Exercise aim: Write out the full listing again, exactly as it stands.

=-=-=

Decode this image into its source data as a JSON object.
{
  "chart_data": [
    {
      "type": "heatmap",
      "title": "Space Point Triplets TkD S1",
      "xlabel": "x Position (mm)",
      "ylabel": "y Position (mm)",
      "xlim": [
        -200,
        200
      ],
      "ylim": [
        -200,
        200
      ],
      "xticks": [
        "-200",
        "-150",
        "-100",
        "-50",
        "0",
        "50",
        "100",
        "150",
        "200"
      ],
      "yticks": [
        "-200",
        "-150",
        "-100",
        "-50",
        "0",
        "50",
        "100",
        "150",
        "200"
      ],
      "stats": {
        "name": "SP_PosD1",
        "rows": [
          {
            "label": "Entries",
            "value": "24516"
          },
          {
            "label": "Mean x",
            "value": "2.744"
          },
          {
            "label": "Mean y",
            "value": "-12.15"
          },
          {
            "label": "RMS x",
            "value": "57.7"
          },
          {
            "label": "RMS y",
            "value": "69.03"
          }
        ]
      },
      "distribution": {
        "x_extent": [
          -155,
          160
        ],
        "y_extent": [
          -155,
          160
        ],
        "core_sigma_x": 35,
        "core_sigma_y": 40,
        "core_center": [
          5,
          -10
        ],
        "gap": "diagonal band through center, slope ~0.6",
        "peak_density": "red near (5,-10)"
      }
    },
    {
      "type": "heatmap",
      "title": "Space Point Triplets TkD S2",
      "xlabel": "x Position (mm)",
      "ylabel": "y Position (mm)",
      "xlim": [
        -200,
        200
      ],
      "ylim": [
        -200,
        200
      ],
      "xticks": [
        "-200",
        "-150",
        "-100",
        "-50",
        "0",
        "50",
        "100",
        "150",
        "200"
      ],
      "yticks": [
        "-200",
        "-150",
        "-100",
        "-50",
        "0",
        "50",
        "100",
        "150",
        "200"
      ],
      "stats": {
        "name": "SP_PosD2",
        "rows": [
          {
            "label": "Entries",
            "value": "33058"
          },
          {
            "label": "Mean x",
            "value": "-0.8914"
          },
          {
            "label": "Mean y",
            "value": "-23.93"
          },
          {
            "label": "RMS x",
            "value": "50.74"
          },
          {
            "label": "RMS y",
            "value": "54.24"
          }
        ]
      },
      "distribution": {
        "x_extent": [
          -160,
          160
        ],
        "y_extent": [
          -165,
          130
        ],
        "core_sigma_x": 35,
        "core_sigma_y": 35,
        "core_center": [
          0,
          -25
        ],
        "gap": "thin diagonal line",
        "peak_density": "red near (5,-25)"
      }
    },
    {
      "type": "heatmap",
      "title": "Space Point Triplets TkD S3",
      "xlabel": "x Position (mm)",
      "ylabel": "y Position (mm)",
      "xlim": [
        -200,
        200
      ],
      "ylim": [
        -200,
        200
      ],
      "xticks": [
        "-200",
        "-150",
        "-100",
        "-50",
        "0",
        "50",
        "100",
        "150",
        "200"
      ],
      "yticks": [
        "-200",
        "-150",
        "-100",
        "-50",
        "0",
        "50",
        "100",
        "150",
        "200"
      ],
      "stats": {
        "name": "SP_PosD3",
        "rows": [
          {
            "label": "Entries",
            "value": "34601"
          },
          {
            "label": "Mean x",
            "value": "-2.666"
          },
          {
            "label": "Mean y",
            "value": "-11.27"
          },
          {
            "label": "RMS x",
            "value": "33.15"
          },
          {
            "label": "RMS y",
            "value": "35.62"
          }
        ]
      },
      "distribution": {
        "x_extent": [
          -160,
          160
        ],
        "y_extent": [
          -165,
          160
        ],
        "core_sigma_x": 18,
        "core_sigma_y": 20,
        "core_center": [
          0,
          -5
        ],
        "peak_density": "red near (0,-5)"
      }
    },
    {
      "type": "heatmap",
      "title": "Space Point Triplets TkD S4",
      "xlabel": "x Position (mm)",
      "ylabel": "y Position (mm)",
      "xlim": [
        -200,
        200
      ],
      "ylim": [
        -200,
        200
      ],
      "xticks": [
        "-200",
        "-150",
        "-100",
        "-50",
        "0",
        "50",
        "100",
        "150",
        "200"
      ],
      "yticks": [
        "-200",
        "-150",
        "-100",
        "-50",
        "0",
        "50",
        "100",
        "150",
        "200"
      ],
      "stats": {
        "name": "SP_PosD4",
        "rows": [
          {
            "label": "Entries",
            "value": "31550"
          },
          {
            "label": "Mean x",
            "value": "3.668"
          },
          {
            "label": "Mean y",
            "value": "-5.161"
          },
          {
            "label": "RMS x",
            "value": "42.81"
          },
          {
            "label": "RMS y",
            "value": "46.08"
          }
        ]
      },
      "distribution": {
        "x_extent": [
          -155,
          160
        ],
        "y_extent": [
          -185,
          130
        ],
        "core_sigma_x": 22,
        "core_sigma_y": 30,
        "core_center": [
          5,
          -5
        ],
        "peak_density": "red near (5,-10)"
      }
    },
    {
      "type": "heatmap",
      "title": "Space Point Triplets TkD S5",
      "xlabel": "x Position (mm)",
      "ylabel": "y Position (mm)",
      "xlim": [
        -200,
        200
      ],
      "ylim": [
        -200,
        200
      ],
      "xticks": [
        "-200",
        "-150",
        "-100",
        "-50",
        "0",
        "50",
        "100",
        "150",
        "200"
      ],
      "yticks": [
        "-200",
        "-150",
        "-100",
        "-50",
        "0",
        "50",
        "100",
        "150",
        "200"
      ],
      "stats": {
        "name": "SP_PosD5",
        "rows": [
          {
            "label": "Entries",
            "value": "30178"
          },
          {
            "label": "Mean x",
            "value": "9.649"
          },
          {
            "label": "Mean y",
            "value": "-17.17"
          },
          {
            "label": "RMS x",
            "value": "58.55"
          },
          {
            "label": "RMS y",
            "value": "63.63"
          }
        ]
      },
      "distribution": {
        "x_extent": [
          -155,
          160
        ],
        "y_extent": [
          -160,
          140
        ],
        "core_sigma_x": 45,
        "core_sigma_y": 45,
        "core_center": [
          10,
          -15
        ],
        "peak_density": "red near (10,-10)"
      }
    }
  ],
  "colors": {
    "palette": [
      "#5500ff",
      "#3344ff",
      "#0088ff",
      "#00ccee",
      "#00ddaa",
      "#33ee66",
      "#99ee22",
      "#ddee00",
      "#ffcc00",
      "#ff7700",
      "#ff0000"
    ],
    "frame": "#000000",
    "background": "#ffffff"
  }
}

=-=-=

Worked answer:
Decode this image into its source data as a JSON object.
{
  "chart_data": [
    {
      "type": "heatmap",
      "title": "Space Point Triplets TkD S1",
      "xlabel": "x Position (mm)",
      "ylabel": "y Position (mm)",
      "xlim": [
        -200,
        200
      ],
      "ylim": [
        -200,
        200
      ],
      "xticks": [
        "-200",
        "-150",
        "-100",
        "-50",
        "0",
        "50",
        "100",
        "150",
        "200"
      ],
      "yticks": [
        "-200",
        "-150",
        "-100",
        "-50",
        "0",
        "50",
        "100",
        "150",
        "200"
      ],
      "stats": {
        "name": "SP_PosD1",
        "rows": [
          {
            "label": "Entries",
            "value": "24516"
          },
          {
            "label": "Mean x",
            "value": "2.744"
          },
          {
            "label": "Mean y",
            "value": "-12.15"
          },
          {
            "label": "RMS x",
            "value": "57.7"
          },
          {
            "label": "RMS y",
            "value": "69.03"
          }
        ]
      },
      "distribution": {
        "x_extent": [
          -155,
          160
        ],
        "y_extent": [
          -155,
          160
        ],
        "core_sigma_x": 35,
        "core_sigma_y": 40,
        "core_center": [
          5,
          -10
        ],
        "gap": "diagonal band through center, slope ~0.6",
        "peak_density": "red near (5,-10)"
      }
    },
    {
      "type": "heatmap",
      "title": "Space Point Triplets TkD S2",
      "xlabel": "x Position (mm)",
      "ylabel": "y Position (mm)",
      "xlim": [
        -200,
        200
      ],
      "ylim": [
        -200,
        200
      ],
      "xticks": [
        "-200",
        "-150",
        "-100",
        "-50",
        "0",
        "50",
        "100",
        "150",
        "200"
      ],
      "yticks": [
        "-200",
        "-150",
        "-100",
        "-50",
        "0",
        "50",
        "100",
        "150",
        "200"
      ],
      "stats": {
        "name": "SP_PosD2",
        "rows": [
          {
            "label": "Entries",
            "value": "33058"
          },
          {
            "label": "Mean x",
            "value": "-0.8914"
          },
          {
            "label": "Mean y",
            "value": "-23.93"
          },
          {
            "label": "RMS x",
            "value": "50.74"
          },
          {
            "label": "RMS y",
            "value": "54.24"
          }
        ]
      },
      "distribution": {
        "x_extent": [
          -160,
          160
        ],
        "y_extent": [
          -165,
          130
        ],
        "core_sigma_x": 35,
        "core_sigma_y": 35,
        "core_center": [
          0,
          -25
        ],
        "gap": "thin diagonal line",
        "peak_density": "red near (5,-25)"
      }
    },
    {
      "type": "heatmap",
      "title": "Space Point Triplets TkD S3",
      "xlabel": "x Position (mm)",
      "ylabel": "y Position (mm)",
      "xlim": [
        -200,
        200
      ],
      "ylim": [
        -200,
        200
      ],
      "xticks": [
        "-200",
        "-150",
        "-100",
        "-50",
        "0",
        "50",
        "100",
        "150",
        "200"
      ],
      "yticks": [
        "-200",
        "-150",
        "-100",
        "-50",
        "0",
        "50",
        "100",
        "150",
        "200"
      ],
      "stats": {
        "name": "SP_PosD3",
        "rows": [
          {
            "label": "Entries",
            "value": "34601"
          },
          {
            "label": "Mean x",
            "value": "-2.666"
          },
          {
            "label": "Mean y",
            "value": "-11.27"
          },
          {
            "label": "RMS x",
            "value": "33.15"
          },
          {
            "label": "RMS y",
            "value": "35.62"
          }
        ]
      },
      "distribution": {
        "x_extent": [
          -160,
          160
        ],
        "y_extent": [
          -165,
          160
        ],
        "core_sigma_x": 18,
        "core_sigma_y": 20,
        "core_center": [
          0,
          -5
        ],
        "peak_density": "red near (0,-5)"
      }
    },
    {
      "type": "heatmap",
      "title": "Space Point Triplets TkD S4",
      "xlabel": "x Position (mm)",
      "ylabel": "y Position (mm)",
      "xlim": [
        -200,
        200
      ],
      "ylim": [
        -200,
        200
      ],
      "xticks": [
        "-200",
        "-150",
        "-100",
        "-50",
        "0",
        "50",
        "100",
        "150",
        "200"
      ],
      "yticks": [
        "-200",
        "-150",
        "-100",
        "-50",
        "0",
        "50",
        "100",
        "150",
        "200"
      ],
      "stats": {
        "name": "SP_PosD4",
        "rows": [
          {
            "label": "Entries",
            "value": "31550"
          },
          {
            "label": "Mean x",
            "value": "3.668"
          },
          {
            "label": "Mean y",
            "value": "-5.161"
          },
          {
            "label": "RMS x",
            "value": "42.81"
          },
          {
            "label": "RMS y",
            "value": "46.08"
          }
        ]
      },
      "distribution": {
        "x_extent": [
          -155,
          160
        ],
        "y_extent": [
          -185,
          130
        ],
        "core_sigma_x": 22,
        "core_sigma_y": 30,
        "core_center": [
          5,
          -5
        ],
        "peak_density": "red near (5,-10)"
      }
    },
    {
      "type": "heatmap",
      "title": "Space Point Triplets TkD S5",
      "xlabel": "x Position (mm)",
      "ylabel": "y Position (mm)",
      "xlim": [
        -200,
        200
      ],
      "ylim": [
        -200,
        200
      ],
      "xticks": [
        "-200",
        "-150",
        "-100",
        "-50",
        "0",
        "50",
        "100",
        "150",
        "200"
      ],
      "yticks": [
        "-200",
        "-150",
        "-100",
        "-50",
        "0",
        "50",
        "100",
        "150",
        "200"
      ],
      "stats": {
        "name": "SP_PosD5",
        "rows": [
          {
            "label": "Entries",
            "value": "30178"
          },
          {
            "label": "Mean x",
            "value": "9.649"
          },
          {
            "label": "Mean y",
            "value": "-17.17"
          },
          {
            "label": "RMS x",
            "value": "58.55"
          },
          {
            "label": "RMS y",
            "value": "63.63"
          }
        ]
      },
      "distribution": {
        "x_extent": [
          -155,
          160
        ],
        "y_extent": [
          -160,
          140
        ],
        "core_sigma_x": 45,
        "core_sigma_y": 45,
        "core_center": [
          10,
          -15
        ],
        "peak_density": "red near (10,-10)"
      }
    }
  ],
  "colors": {
    "palette": [
      "#5500ff",
      "#3344ff",
      "#0088ff",
      "#00ccee",
      "#00ddaa",
      "#33ee66",
      "#99ee22",
      "#ddee00",
      "#ffcc00",
      "#ff7700",
      "#ff0000"
    ],
    "frame": "#000000",
    "background": "#ffffff"
  }
}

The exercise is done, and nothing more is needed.